======== RAW DATA

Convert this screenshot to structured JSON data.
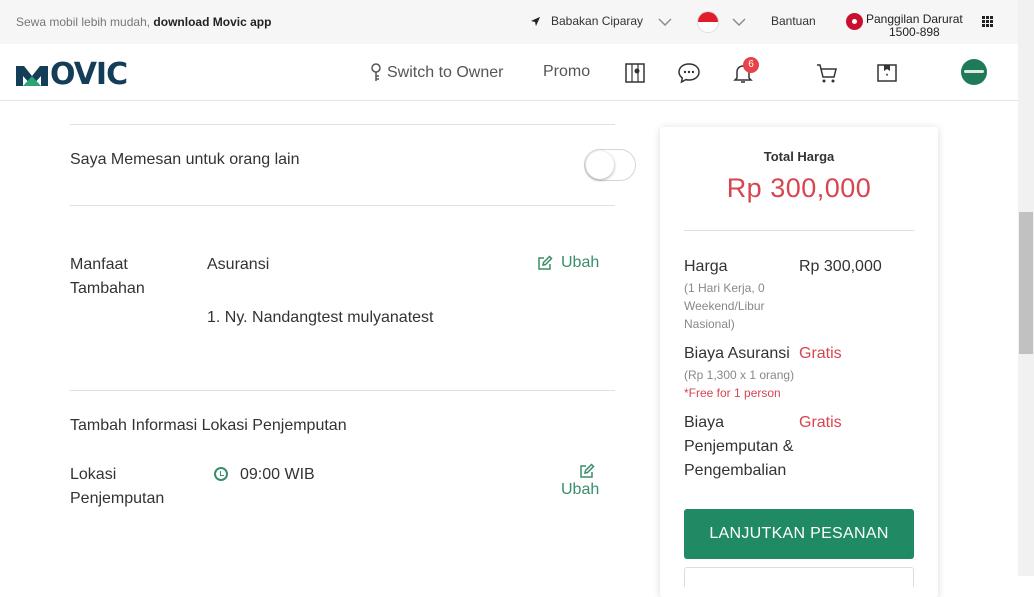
{
  "topbar": {
    "promo_text": "Sewa mobil lebih mudah,",
    "promo_link": "download Movic app",
    "location": "Babakan Ciparay",
    "help": "Bantuan",
    "emergency_line1": "Panggilan Darurat",
    "emergency_line2": "1500-898"
  },
  "header": {
    "logo": "MOVIC",
    "switch_owner": "Switch to Owner",
    "promo": "Promo",
    "notification_count": "6"
  },
  "form": {
    "order_for_other_label": "Saya Memesan untuk orang lain",
    "order_for_other_enabled": false,
    "benefit_label_1": "Manfaat",
    "benefit_label_2": "Tambahan",
    "benefit_type": "Asuransi",
    "benefit_person": "1. Ny. Nandangtest mulyanatest",
    "edit_label": "Ubah",
    "pickup_section_title": "Tambah Informasi Lokasi Penjemputan",
    "pickup_label_1": "Lokasi",
    "pickup_label_2": "Penjemputan",
    "pickup_time": "09:00 WIB"
  },
  "summary": {
    "total_label": "Total Harga",
    "total_value": "Rp 300,000",
    "price_label": "Harga",
    "price_detail_1": "(1 Hari Kerja, 0",
    "price_detail_2": "Weekend/Libur",
    "price_detail_3": "Nasional)",
    "price_value": "Rp 300,000",
    "insurance_label": "Biaya Asuransi",
    "insurance_detail": "(Rp 1,300 x 1 orang)",
    "insurance_note": "*Free for 1 person",
    "insurance_value": "Gratis",
    "pickup_fee_1": "Biaya",
    "pickup_fee_2": "Penjemputan &",
    "pickup_fee_3": "Pengembalian",
    "pickup_fee_value": "Gratis",
    "continue_button": "LANJUTKAN PESANAN"
  },
  "colors": {
    "brand_green": "#1f8a63",
    "accent_red": "#d64550",
    "logo_navy": "#143d58"
  }
}
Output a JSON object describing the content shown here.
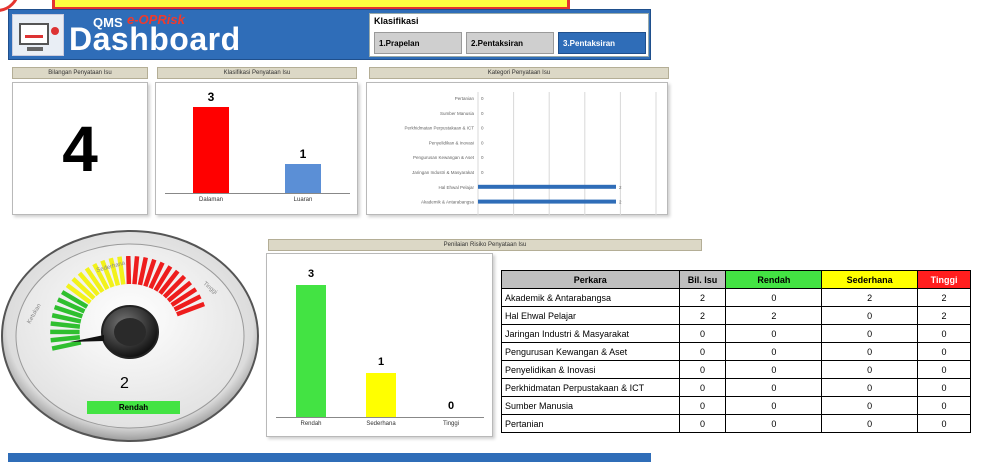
{
  "header": {
    "brand_small": "QMS",
    "brand_accent": "e-OPRisk",
    "brand_title": "Dashboard",
    "klasifikasi_title": "Klasifikasi",
    "tabs": [
      {
        "label": "1.Prapelan"
      },
      {
        "label": "2.Pentaksiran"
      },
      {
        "label": "3.Pentaksiran"
      }
    ]
  },
  "panels": {
    "count_title": "Bilangan Penyataan Isu",
    "count_value": "4",
    "klas_title": "Klasifikasi Penyataan Isu",
    "kategori_title": "Kategori Penyataan Isu",
    "penilaian_title": "Penilaian Risiko Penyataan Isu"
  },
  "chart_data": [
    {
      "type": "bar",
      "title": "Klasifikasi Penyataan Isu",
      "categories": [
        "Dalaman",
        "Luaran"
      ],
      "values": [
        3,
        1
      ],
      "colors": [
        "#ff0000",
        "#5b8fd6"
      ]
    },
    {
      "type": "bar",
      "orientation": "horizontal",
      "title": "Kategori Penyataan Isu",
      "categories": [
        "Pertanian",
        "Sumber Manusia",
        "Perkhidmatan Perpustakaan & ICT",
        "Penyelidikan & Inovasi",
        "Pengurusan Kewangan & Aset",
        "Jaringan Industri & Masyarakat",
        "Hal Ehwal Pelajar",
        "Akademik & Antarabangsa"
      ],
      "values": [
        0,
        0,
        0,
        0,
        0,
        0,
        2,
        2
      ],
      "color": "#2f6db8"
    },
    {
      "type": "bar",
      "title": "Penilaian Risiko Penyataan Isu",
      "categories": [
        "Rendah",
        "Sederhana",
        "Tinggi"
      ],
      "values": [
        3,
        1,
        0
      ],
      "colors": [
        "#43e343",
        "#ffff00",
        "#ff0000"
      ]
    }
  ],
  "gauge": {
    "value": "2",
    "status": "Rendah",
    "label_left": "Ketukan",
    "label_mid": "Sederhana",
    "label_right": "Tinggi"
  },
  "risk_table": {
    "headers": [
      "Perkara",
      "Bil. Isu",
      "Rendah",
      "Sederhana",
      "Tinggi"
    ],
    "rows": [
      [
        "Akademik & Antarabangsa",
        "2",
        "0",
        "2",
        "2"
      ],
      [
        "Hal Ehwal Pelajar",
        "2",
        "2",
        "0",
        "2"
      ],
      [
        "Jaringan Industri & Masyarakat",
        "0",
        "0",
        "0",
        "0"
      ],
      [
        "Pengurusan Kewangan & Aset",
        "0",
        "0",
        "0",
        "0"
      ],
      [
        "Penyelidikan & Inovasi",
        "0",
        "0",
        "0",
        "0"
      ],
      [
        "Perkhidmatan Perpustakaan & ICT",
        "0",
        "0",
        "0",
        "0"
      ],
      [
        "Sumber Manusia",
        "0",
        "0",
        "0",
        "0"
      ],
      [
        "Pertanian",
        "0",
        "0",
        "0",
        "0"
      ]
    ]
  }
}
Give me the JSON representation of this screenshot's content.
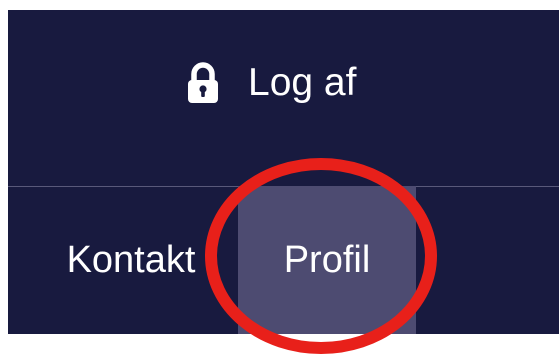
{
  "header": {
    "logout": {
      "label": "Log af",
      "icon": "lock-icon"
    }
  },
  "nav": {
    "items": [
      {
        "label": "Kontakt",
        "active": false
      },
      {
        "label": "Profil",
        "active": true
      }
    ]
  },
  "annotation": {
    "shape": "ellipse",
    "color": "#e8201a"
  },
  "colors": {
    "navbar_bg": "#181a3f",
    "active_item_bg": "#4d4b71",
    "divider": "#59597a",
    "text": "#ffffff"
  }
}
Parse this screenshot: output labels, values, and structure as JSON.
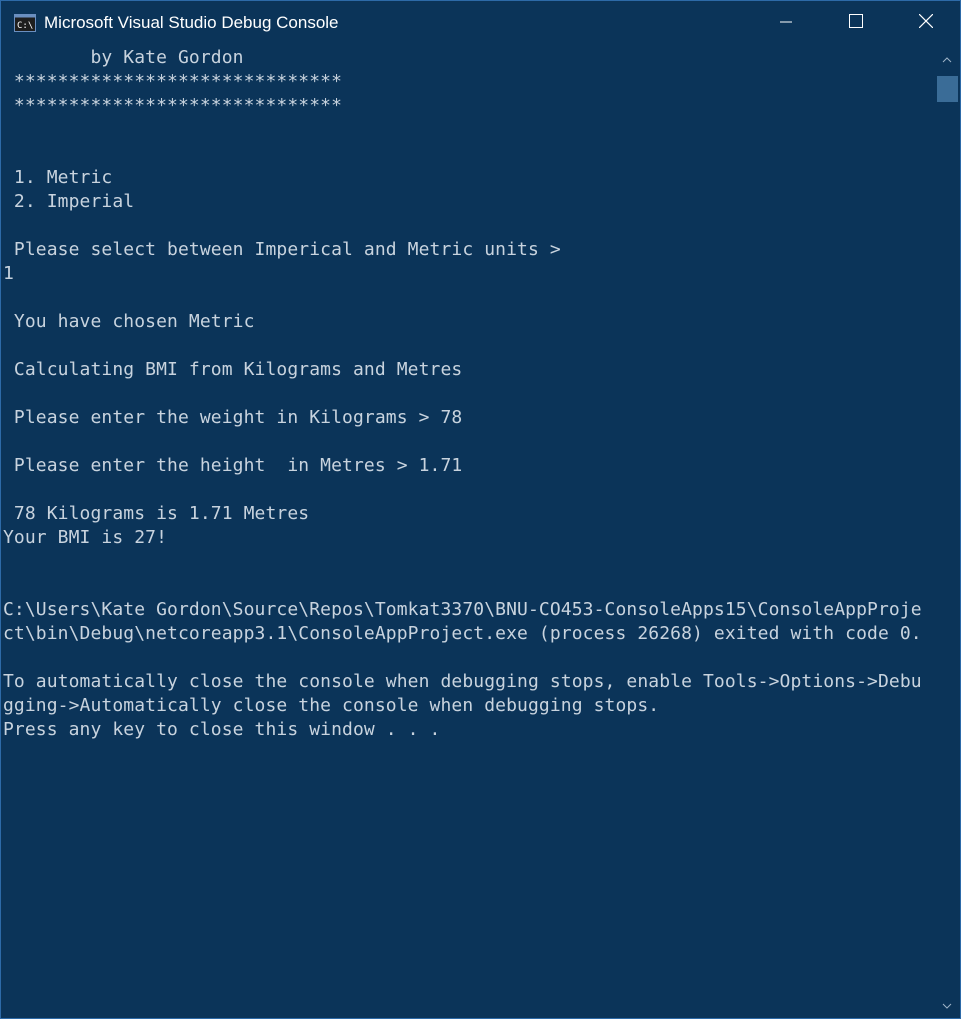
{
  "window": {
    "title": "Microsoft Visual Studio Debug Console",
    "icon": "console-app-icon",
    "controls": {
      "minimize_icon": "minimize-icon",
      "maximize_icon": "maximize-icon",
      "close_icon": "close-icon"
    }
  },
  "console": {
    "lines": [
      "        by Kate Gordon",
      " ******************************",
      " ******************************",
      "",
      "",
      " 1. Metric",
      " 2. Imperial",
      "",
      " Please select between Imperical and Metric units >",
      "1",
      "",
      " You have chosen Metric",
      "",
      " Calculating BMI from Kilograms and Metres",
      "",
      " Please enter the weight in Kilograms > 78",
      "",
      " Please enter the height  in Metres > 1.71",
      "",
      " 78 Kilograms is 1.71 Metres",
      "Your BMI is 27!",
      "",
      "",
      "C:\\Users\\Kate Gordon\\Source\\Repos\\Tomkat3370\\BNU-CO453-ConsoleApps15\\ConsoleAppProje",
      "ct\\bin\\Debug\\netcoreapp3.1\\ConsoleAppProject.exe (process 26268) exited with code 0.",
      "",
      "To automatically close the console when debugging stops, enable Tools->Options->Debu",
      "gging->Automatically close the console when debugging stops.",
      "Press any key to close this window . . ."
    ]
  },
  "colors": {
    "background": "#0b3459",
    "text": "#c8d3de",
    "scroll_thumb": "#3a6c97"
  }
}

================

Excluding the pictures, restate the records above word for word.

Convert this screenshot to structured JSON data.
{
  "topbar": {
    "promo_text": "Sewa mobil lebih mudah,",
    "promo_link": "download Movic app",
    "location": "Babakan Ciparay",
    "help": "Bantuan",
    "emergency_line1": "Panggilan Darurat",
    "emergency_line2": "1500-898"
  },
  "header": {
    "logo": "MOVIC",
    "switch_owner": "Switch to Owner",
    "promo": "Promo",
    "notification_count": "6"
  },
  "form": {
    "order_for_other_label": "Saya Memesan untuk orang lain",
    "order_for_other_enabled": false,
    "benefit_label_1": "Manfaat",
    "benefit_label_2": "Tambahan",
    "benefit_type": "Asuransi",
    "benefit_person": "1. Ny. Nandangtest mulyanatest",
    "edit_label": "Ubah",
    "pickup_section_title": "Tambah Informasi Lokasi Penjemputan",
    "pickup_label_1": "Lokasi",
    "pickup_label_2": "Penjemputan",
    "pickup_time": "09:00 WIB"
  },
  "summary": {
    "total_label": "Total Harga",
    "total_value": "Rp 300,000",
    "price_label": "Harga",
    "price_detail_1": "(1 Hari Kerja, 0",
    "price_detail_2": "Weekend/Libur",
    "price_detail_3": "Nasional)",
    "price_value": "Rp 300,000",
    "insurance_label": "Biaya Asuransi",
    "insurance_detail": "(Rp 1,300 x 1 orang)",
    "insurance_note": "*Free for 1 person",
    "insurance_value": "Gratis",
    "pickup_fee_1": "Biaya",
    "pickup_fee_2": "Penjemputan &",
    "pickup_fee_3": "Pengembalian",
    "pickup_fee_value": "Gratis",
    "continue_button": "LANJUTKAN PESANAN"
  },
  "colors": {
    "brand_green": "#1f8a63",
    "accent_red": "#d64550",
    "logo_navy": "#143d58"
  }
}
Output a JSON object describing the content shown here.
{
  "header": {
    "brand_small": "QMS",
    "brand_accent": "e-OPRisk",
    "brand_title": "Dashboard",
    "klasifikasi_title": "Klasifikasi",
    "tabs": [
      {
        "label": "1.Prapelan"
      },
      {
        "label": "2.Pentaksiran"
      },
      {
        "label": "3.Pentaksiran"
      }
    ]
  },
  "panels": {
    "count_title": "Bilangan Penyataan Isu",
    "count_value": "4",
    "klas_title": "Klasifikasi Penyataan Isu",
    "kategori_title": "Kategori Penyataan Isu",
    "penilaian_title": "Penilaian Risiko Penyataan Isu"
  },
  "chart_data": [
    {
      "type": "bar",
      "title": "Klasifikasi Penyataan Isu",
      "categories": [
        "Dalaman",
        "Luaran"
      ],
      "values": [
        3,
        1
      ],
      "colors": [
        "#ff0000",
        "#5b8fd6"
      ]
    },
    {
      "type": "bar",
      "orientation": "horizontal",
      "title": "Kategori Penyataan Isu",
      "categories": [
        "Pertanian",
        "Sumber Manusia",
        "Perkhidmatan Perpustakaan & ICT",
        "Penyelidikan & Inovasi",
        "Pengurusan Kewangan & Aset",
        "Jaringan Industri & Masyarakat",
        "Hal Ehwal Pelajar",
        "Akademik & Antarabangsa"
      ],
      "values": [
        0,
        0,
        0,
        0,
        0,
        0,
        2,
        2
      ],
      "color": "#2f6db8"
    },
    {
      "type": "bar",
      "title": "Penilaian Risiko Penyataan Isu",
      "categories": [
        "Rendah",
        "Sederhana",
        "Tinggi"
      ],
      "values": [
        3,
        1,
        0
      ],
      "colors": [
        "#43e343",
        "#ffff00",
        "#ff0000"
      ]
    }
  ],
  "gauge": {
    "value": "2",
    "status": "Rendah",
    "label_left": "Ketukan",
    "label_mid": "Sederhana",
    "label_right": "Tinggi"
  },
  "risk_table": {
    "headers": [
      "Perkara",
      "Bil. Isu",
      "Rendah",
      "Sederhana",
      "Tinggi"
    ],
    "rows": [
      [
        "Akademik & Antarabangsa",
        "2",
        "0",
        "2",
        "2"
      ],
      [
        "Hal Ehwal Pelajar",
        "2",
        "2",
        "0",
        "2"
      ],
      [
        "Jaringan Industri & Masyarakat",
        "0",
        "0",
        "0",
        "0"
      ],
      [
        "Pengurusan Kewangan & Aset",
        "0",
        "0",
        "0",
        "0"
      ],
      [
        "Penyelidikan & Inovasi",
        "0",
        "0",
        "0",
        "0"
      ],
      [
        "Perkhidmatan Perpustakaan & ICT",
        "0",
        "0",
        "0",
        "0"
      ],
      [
        "Sumber Manusia",
        "0",
        "0",
        "0",
        "0"
      ],
      [
        "Pertanian",
        "0",
        "0",
        "0",
        "0"
      ]
    ]
  }
}
Give me the JSON representation of this screenshot's content.
{
  "header": {
    "logout": {
      "label": "Log af",
      "icon": "lock-icon"
    }
  },
  "nav": {
    "items": [
      {
        "label": "Kontakt",
        "active": false
      },
      {
        "label": "Profil",
        "active": true
      }
    ]
  },
  "annotation": {
    "shape": "ellipse",
    "color": "#e8201a"
  },
  "colors": {
    "navbar_bg": "#181a3f",
    "active_item_bg": "#4d4b71",
    "divider": "#59597a",
    "text": "#ffffff"
  }
}
Parse this screenshot: output labels, values, and structure as JSON.
{
  "window": {
    "title": "Microsoft Visual Studio Debug Console",
    "icon": "console-app-icon",
    "controls": {
      "minimize_icon": "minimize-icon",
      "maximize_icon": "maximize-icon",
      "close_icon": "close-icon"
    }
  },
  "console": {
    "lines": [
      "        by Kate Gordon",
      " ******************************",
      " ******************************",
      "",
      "",
      " 1. Metric",
      " 2. Imperial",
      "",
      " Please select between Imperical and Metric units >",
      "1",
      "",
      " You have chosen Metric",
      "",
      " Calculating BMI from Kilograms and Metres",
      "",
      " Please enter the weight in Kilograms > 78",
      "",
      " Please enter the height  in Metres > 1.71",
      "",
      " 78 Kilograms is 1.71 Metres",
      "Your BMI is 27!",
      "",
      "",
      "C:\\Users\\Kate Gordon\\Source\\Repos\\Tomkat3370\\BNU-CO453-ConsoleApps15\\ConsoleAppProje",
      "ct\\bin\\Debug\\netcoreapp3.1\\ConsoleAppProject.exe (process 26268) exited with code 0.",
      "",
      "To automatically close the console when debugging stops, enable Tools->Options->Debu",
      "gging->Automatically close the console when debugging stops.",
      "Press any key to close this window . . ."
    ]
  },
  "colors": {
    "background": "#0b3459",
    "text": "#c8d3de",
    "scroll_thumb": "#3a6c97"
  }
}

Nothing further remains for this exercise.